• PROBLEM:
Show every line below where "color" can be found.

• GIVEN RECORDS:
[Begin]

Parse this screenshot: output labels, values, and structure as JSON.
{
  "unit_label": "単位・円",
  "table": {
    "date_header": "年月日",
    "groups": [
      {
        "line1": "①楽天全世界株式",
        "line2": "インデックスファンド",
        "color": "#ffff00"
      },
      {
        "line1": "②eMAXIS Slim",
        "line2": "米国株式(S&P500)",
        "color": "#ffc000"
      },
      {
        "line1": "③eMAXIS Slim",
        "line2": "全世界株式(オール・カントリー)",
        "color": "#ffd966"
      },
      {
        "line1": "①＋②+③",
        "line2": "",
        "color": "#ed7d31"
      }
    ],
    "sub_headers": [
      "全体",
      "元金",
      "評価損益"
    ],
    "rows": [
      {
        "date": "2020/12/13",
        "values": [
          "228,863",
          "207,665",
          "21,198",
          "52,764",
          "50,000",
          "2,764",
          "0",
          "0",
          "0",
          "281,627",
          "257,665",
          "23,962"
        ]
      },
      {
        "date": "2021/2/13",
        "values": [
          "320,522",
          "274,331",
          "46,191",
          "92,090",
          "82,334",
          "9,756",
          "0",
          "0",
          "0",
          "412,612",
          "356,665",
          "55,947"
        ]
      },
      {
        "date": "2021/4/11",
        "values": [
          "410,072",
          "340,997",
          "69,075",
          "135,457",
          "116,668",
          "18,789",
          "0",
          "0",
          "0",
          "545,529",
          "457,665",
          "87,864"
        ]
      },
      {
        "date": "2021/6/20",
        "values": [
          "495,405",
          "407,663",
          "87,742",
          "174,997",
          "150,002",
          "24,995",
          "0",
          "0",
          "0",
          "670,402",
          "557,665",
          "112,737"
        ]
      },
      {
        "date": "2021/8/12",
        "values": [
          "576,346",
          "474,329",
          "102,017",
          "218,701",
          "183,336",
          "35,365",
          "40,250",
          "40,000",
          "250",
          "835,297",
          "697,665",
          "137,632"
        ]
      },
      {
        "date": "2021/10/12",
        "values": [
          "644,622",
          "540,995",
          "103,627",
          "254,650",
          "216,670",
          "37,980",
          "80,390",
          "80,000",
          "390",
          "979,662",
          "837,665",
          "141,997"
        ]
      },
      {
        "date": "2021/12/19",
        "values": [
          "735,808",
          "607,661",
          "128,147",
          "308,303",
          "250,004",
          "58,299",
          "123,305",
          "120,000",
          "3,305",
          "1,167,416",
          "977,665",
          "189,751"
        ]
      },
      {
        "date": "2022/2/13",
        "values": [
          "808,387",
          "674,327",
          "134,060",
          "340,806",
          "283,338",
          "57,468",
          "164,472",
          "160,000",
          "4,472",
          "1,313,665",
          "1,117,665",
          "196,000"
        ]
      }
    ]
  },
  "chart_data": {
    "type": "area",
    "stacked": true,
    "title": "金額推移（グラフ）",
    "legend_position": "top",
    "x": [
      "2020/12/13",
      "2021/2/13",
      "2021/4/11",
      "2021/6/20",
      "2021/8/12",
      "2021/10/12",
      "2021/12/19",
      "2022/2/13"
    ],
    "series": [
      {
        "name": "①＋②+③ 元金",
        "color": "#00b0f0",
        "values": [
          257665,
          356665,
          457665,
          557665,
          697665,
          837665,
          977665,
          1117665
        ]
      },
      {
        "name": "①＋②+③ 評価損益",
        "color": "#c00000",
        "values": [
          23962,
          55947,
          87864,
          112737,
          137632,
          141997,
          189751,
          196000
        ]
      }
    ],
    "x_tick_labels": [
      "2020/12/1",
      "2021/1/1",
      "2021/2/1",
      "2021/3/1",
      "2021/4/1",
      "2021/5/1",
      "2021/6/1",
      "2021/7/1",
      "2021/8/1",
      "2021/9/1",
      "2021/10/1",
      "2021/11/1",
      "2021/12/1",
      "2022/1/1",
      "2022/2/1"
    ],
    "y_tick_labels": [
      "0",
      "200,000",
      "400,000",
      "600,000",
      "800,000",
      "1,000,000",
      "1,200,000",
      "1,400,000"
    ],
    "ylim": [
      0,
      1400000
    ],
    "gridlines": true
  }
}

[End]

• ANSWER FOR THE TASK:
        "color": "#ffff00"
        "color": "#ffc000"
        "color": "#ffd966"
        "color": "#ed7d31"
        "color": "#00b0f0",
        "color": "#c00000",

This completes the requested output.